### Instructions to follow
Can you quote the records below in full, word for word?

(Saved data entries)

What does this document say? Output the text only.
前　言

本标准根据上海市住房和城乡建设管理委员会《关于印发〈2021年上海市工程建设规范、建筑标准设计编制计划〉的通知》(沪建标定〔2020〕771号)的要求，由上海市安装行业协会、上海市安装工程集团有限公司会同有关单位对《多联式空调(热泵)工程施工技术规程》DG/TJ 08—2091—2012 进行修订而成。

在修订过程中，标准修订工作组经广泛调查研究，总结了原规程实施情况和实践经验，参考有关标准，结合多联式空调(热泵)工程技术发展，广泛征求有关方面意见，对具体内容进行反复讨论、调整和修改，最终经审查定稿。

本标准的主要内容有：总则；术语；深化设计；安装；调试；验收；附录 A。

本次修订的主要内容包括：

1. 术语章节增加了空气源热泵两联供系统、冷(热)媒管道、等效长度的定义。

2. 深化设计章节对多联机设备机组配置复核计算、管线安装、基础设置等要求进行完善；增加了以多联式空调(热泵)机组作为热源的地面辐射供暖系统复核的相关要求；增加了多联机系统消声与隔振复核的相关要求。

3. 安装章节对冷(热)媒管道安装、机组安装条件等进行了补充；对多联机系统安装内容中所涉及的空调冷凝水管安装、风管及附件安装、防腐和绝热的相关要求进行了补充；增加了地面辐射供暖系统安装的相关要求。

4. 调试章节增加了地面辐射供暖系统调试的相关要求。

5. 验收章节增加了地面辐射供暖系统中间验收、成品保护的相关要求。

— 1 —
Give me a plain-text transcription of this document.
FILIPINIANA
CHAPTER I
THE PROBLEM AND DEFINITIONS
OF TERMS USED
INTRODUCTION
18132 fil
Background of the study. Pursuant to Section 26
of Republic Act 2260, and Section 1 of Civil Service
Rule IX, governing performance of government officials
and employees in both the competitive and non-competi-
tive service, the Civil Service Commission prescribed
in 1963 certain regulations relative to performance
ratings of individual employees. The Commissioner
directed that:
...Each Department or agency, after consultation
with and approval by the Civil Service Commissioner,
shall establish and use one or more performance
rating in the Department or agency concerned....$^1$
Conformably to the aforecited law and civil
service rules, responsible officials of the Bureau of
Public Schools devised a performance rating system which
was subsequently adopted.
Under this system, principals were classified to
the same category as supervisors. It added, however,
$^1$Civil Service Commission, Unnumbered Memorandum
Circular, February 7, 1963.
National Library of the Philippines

### Exercise solution
What does this document say? Output the text only.
前　言

本标准根据上海市住房和城乡建设管理委员会《关于印发〈2021年上海市工程建设规范、建筑标准设计编制计划〉的通知》(沪建标定〔2020〕771号)的要求，由上海市安装行业协会、上海市安装工程集团有限公司会同有关单位对《多联式空调(热泵)工程施工技术规程》DG/TJ 08—2091—2012 进行修订而成。

在修订过程中，标准修订工作组经广泛调查研究，总结了原规程实施情况和实践经验，参考有关标准，结合多联式空调(热泵)工程技术发展，广泛征求有关方面意见，对具体内容进行反复讨论、调整和修改，最终经审查定稿。

本标准的主要内容有：总则；术语；深化设计；安装；调试；验收；附录 A。

本次修订的主要内容包括：

1. 术语章节增加了空气源热泵两联供系统、冷(热)媒管道、等效长度的定义。

2. 深化设计章节对多联机设备机组配置复核计算、管线安装、基础设置等要求进行完善；增加了以多联式空调(热泵)机组作为热源的地面辐射供暖系统复核的相关要求；增加了多联机系统消声与隔振复核的相关要求。

3. 安装章节对冷(热)媒管道安装、机组安装条件等进行了补充；对多联机系统安装内容中所涉及的空调冷凝水管安装、风管及附件安装、防腐和绝热的相关要求进行了补充；增加了地面辐射供暖系统安装的相关要求。

4. 调试章节增加了地面辐射供暖系统调试的相关要求。

5. 验收章节增加了地面辐射供暖系统中间验收、成品保护的相关要求。

— 1 —
Give me a plain-text transcription of this document.
FILIPINIANA
CHAPTER I
THE PROBLEM AND DEFINITIONS
OF TERMS USED
INTRODUCTION
18132 fil
Background of the study. Pursuant to Section 26
of Republic Act 2260, and Section 1 of Civil Service
Rule IX, governing performance of government officials
and employees in both the competitive and non-competi-
tive service, the Civil Service Commission prescribed
in 1963 certain regulations relative to performance
ratings of individual employees. The Commissioner
directed that:
...Each Department or agency, after consultation
with and approval by the Civil Service Commissioner,
shall establish and use one or more performance
rating in the Department or agency concerned....$^1$
Conformably to the aforecited law and civil
service rules, responsible officials of the Bureau of
Public Schools devised a performance rating system which
was subsequently adopted.
Under this system, principals were classified to
the same category as supervisors. It added, however,
$^1$Civil Service Commission, Unnumbered Memorandum
Circular, February 7, 1963.
National Library of the Philippines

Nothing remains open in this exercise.